*Written exercise*
Copy out all lines that carry the word "JSON".

──────── Task inputs ────────

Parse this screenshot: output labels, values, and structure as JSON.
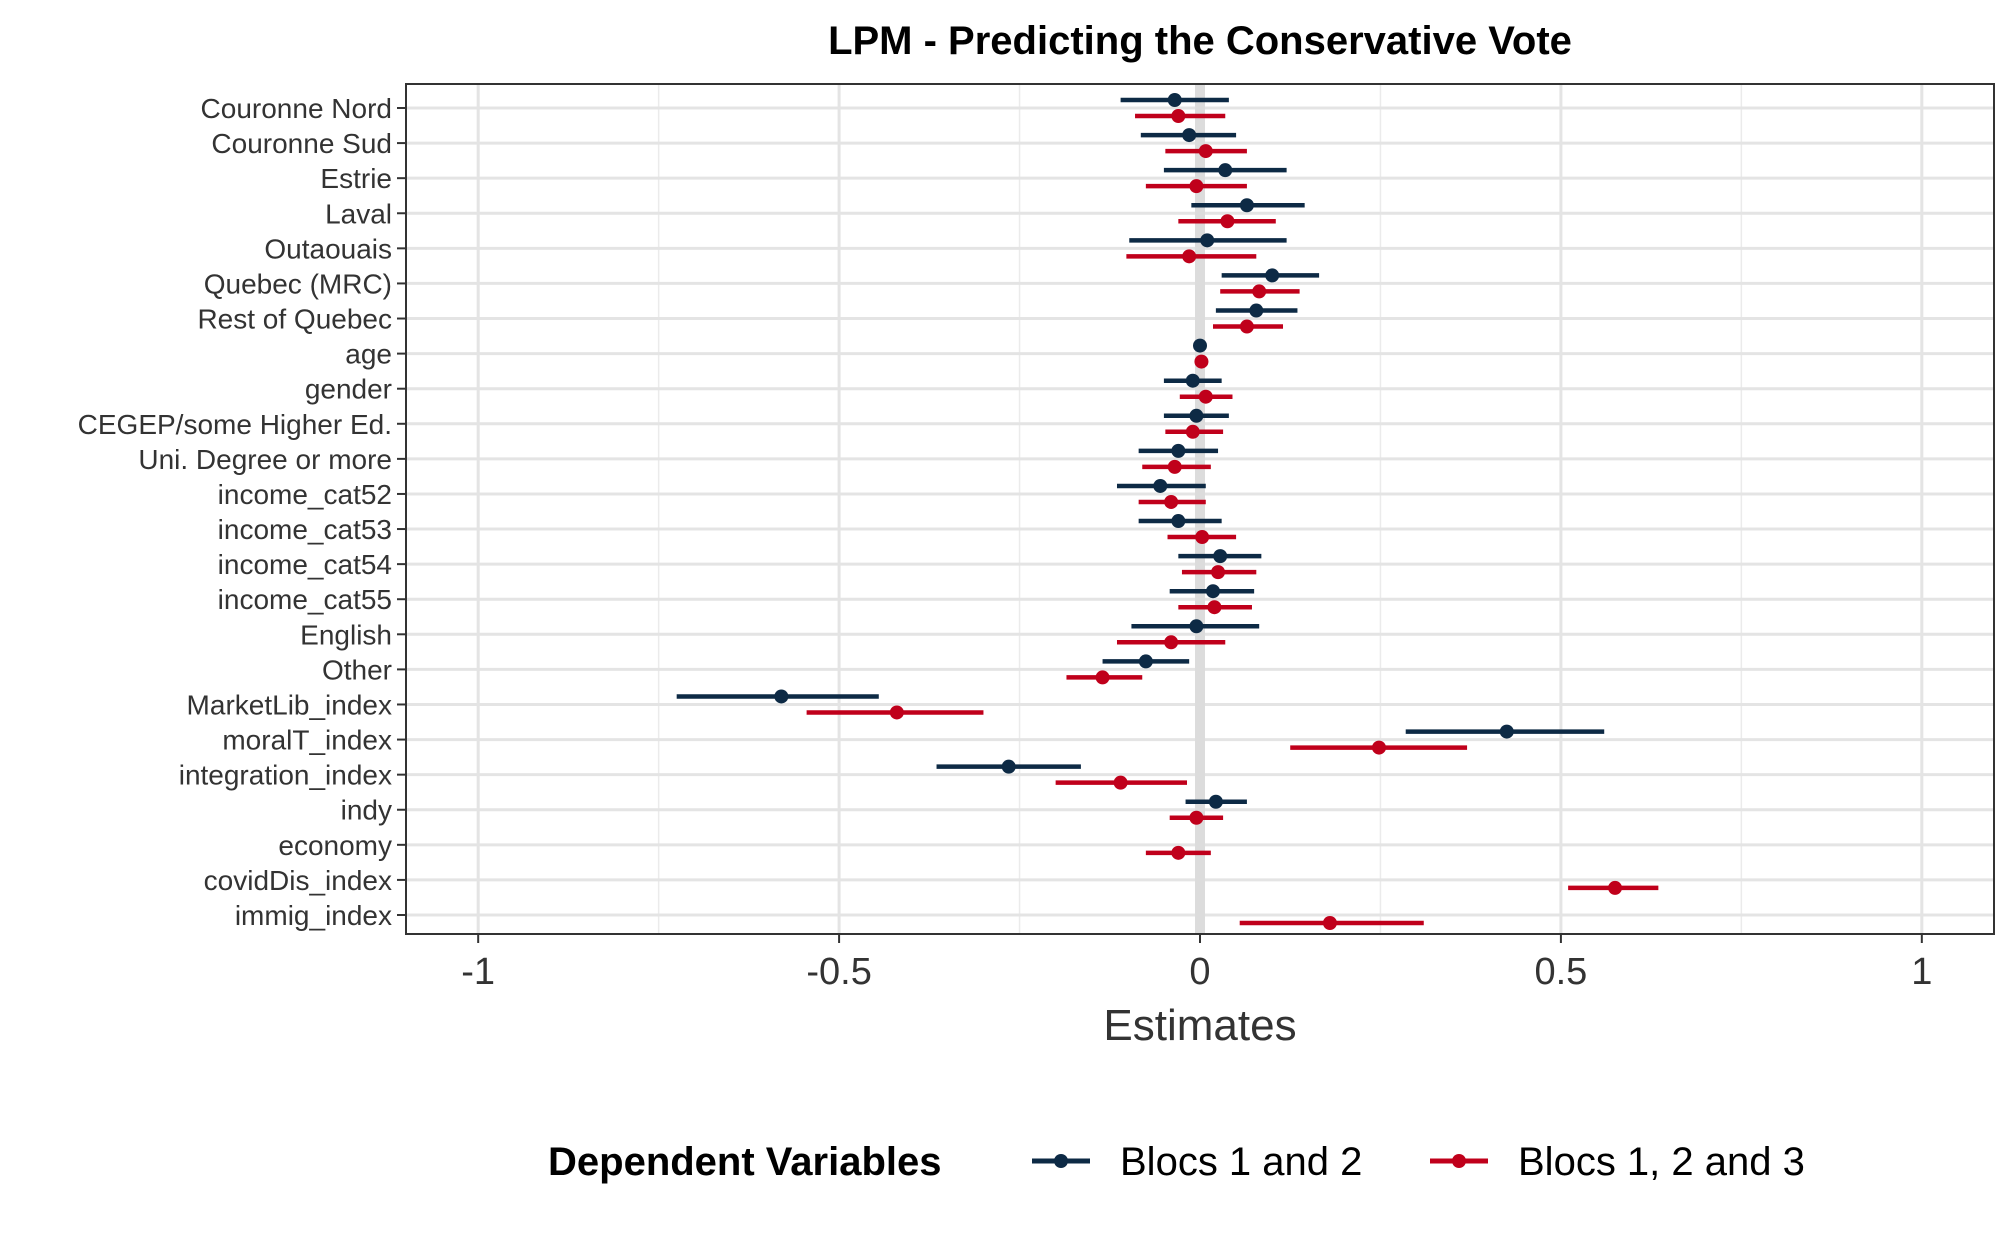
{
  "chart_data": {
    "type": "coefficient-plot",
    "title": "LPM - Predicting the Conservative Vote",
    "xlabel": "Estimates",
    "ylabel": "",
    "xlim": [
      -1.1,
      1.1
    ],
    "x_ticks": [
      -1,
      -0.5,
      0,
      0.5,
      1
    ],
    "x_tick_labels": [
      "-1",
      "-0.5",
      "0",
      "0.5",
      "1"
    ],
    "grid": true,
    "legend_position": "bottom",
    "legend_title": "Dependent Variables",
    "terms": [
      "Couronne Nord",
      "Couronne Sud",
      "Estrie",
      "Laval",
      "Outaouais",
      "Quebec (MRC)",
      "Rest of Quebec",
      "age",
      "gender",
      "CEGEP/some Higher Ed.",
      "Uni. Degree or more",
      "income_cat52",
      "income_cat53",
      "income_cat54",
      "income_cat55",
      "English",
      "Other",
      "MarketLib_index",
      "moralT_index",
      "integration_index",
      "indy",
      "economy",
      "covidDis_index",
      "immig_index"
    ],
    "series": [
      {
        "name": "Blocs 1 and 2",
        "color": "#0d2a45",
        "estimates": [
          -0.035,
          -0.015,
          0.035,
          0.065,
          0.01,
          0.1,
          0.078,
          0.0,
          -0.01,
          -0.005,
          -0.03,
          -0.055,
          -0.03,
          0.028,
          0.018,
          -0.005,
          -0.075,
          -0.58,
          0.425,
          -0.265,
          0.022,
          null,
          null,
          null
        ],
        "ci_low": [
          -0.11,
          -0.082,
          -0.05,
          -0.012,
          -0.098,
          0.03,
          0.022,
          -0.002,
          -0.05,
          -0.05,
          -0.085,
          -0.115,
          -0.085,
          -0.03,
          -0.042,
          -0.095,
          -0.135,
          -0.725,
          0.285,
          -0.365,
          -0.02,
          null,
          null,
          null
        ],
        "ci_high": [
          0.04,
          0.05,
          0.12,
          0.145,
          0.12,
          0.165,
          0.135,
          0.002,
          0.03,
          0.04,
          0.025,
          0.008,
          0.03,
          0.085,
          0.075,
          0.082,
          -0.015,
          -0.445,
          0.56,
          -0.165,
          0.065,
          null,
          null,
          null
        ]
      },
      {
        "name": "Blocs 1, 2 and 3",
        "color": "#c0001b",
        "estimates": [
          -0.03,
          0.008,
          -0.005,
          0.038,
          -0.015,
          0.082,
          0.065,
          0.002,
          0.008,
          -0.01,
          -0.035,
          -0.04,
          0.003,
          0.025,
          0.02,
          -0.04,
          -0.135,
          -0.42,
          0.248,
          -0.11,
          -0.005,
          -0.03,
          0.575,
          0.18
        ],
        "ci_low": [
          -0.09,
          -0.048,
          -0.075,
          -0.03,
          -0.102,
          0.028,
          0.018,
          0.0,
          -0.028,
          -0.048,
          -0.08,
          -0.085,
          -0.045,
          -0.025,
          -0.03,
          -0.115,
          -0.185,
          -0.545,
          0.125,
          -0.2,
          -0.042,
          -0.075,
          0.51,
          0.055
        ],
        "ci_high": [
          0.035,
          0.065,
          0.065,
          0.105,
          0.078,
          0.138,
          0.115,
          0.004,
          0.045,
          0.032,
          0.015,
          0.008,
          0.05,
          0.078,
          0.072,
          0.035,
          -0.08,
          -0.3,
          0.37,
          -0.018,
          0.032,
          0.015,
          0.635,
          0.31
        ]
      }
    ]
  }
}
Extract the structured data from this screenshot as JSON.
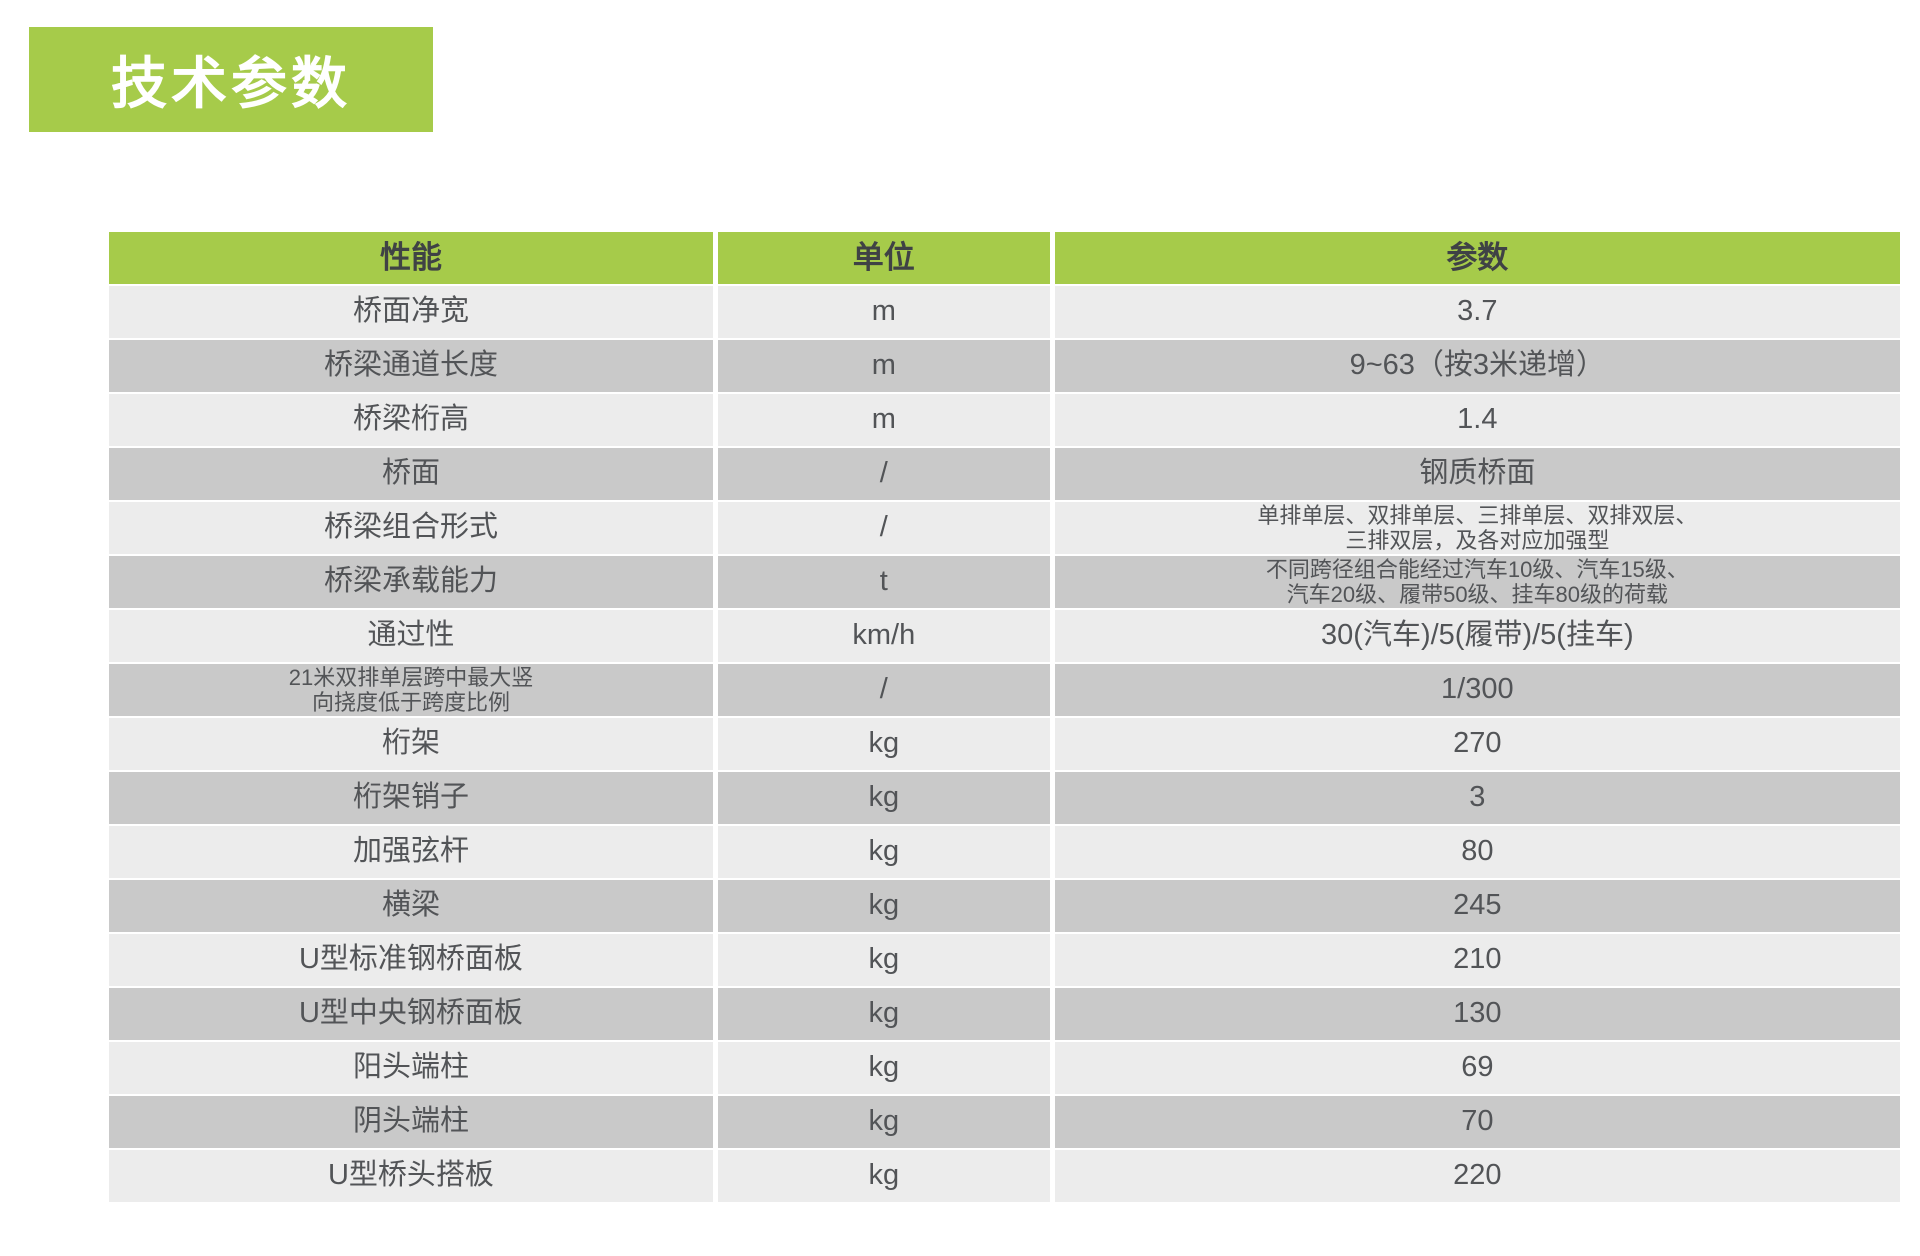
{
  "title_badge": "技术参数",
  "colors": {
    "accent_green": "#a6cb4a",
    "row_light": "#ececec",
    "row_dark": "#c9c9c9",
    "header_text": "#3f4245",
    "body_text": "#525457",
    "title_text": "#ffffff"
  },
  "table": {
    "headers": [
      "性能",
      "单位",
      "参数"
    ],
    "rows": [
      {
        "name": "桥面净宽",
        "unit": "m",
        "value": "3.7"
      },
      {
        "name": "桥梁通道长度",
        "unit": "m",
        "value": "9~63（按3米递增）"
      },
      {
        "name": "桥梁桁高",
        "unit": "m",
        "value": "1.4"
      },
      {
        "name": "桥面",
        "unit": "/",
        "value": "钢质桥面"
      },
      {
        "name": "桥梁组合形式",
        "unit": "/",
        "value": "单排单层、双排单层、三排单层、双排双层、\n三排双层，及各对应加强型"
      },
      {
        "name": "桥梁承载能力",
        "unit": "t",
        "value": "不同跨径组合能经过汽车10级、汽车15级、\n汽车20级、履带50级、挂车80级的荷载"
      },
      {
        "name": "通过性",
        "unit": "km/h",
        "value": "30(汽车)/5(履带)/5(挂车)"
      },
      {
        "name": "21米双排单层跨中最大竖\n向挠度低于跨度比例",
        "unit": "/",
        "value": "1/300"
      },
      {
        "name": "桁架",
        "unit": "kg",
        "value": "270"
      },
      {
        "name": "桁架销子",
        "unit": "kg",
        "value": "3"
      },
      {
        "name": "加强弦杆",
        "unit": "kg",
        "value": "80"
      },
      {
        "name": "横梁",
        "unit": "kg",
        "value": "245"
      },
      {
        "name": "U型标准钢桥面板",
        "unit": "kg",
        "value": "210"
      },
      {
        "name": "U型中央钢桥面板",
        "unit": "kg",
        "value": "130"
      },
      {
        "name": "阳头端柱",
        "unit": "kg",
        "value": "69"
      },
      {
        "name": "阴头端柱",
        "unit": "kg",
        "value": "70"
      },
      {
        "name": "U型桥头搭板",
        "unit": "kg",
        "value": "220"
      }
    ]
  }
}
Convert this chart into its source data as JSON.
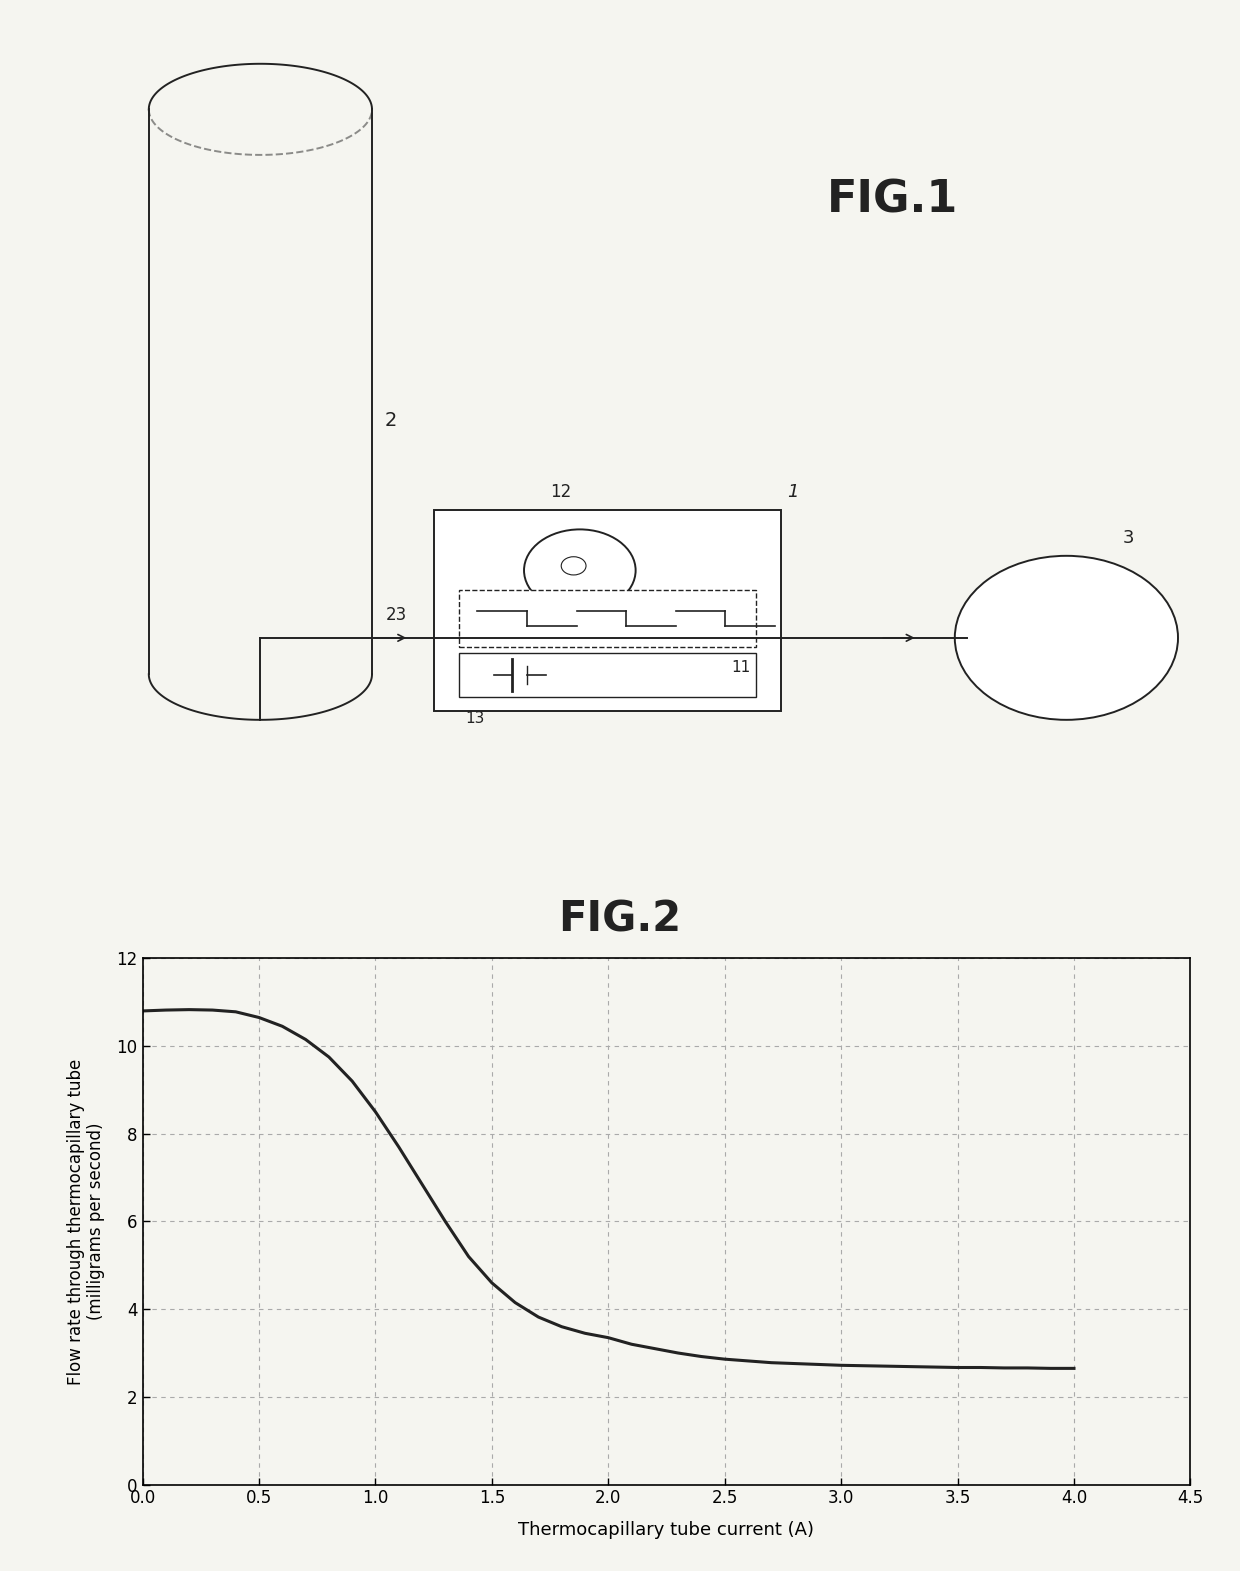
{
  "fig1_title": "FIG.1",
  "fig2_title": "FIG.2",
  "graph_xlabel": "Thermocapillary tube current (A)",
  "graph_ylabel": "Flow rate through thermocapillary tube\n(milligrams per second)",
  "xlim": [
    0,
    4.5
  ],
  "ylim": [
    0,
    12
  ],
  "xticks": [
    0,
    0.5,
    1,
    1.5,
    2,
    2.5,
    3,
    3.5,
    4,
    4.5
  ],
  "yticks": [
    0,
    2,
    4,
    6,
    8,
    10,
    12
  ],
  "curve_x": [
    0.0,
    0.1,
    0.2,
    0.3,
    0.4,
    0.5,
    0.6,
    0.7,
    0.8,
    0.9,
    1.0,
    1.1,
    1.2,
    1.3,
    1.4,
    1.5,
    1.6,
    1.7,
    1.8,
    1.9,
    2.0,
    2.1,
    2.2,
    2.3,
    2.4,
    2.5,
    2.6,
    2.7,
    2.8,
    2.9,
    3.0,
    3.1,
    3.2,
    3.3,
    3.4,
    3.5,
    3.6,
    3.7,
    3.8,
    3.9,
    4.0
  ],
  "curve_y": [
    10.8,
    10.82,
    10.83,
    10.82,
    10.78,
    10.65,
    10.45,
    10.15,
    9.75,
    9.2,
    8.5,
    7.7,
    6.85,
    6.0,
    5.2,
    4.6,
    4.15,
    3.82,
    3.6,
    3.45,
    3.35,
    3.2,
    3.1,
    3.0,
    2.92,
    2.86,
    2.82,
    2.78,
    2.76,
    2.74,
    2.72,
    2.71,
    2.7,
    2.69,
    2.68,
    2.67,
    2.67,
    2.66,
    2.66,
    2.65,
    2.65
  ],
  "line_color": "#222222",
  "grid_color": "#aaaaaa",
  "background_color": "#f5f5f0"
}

────────

*Exercise response*
Parse this screenshot: output labels, values, and structure as JSON.
Extract the structured data from this screenshot as JSON.
Convert this chart into its source data as JSON.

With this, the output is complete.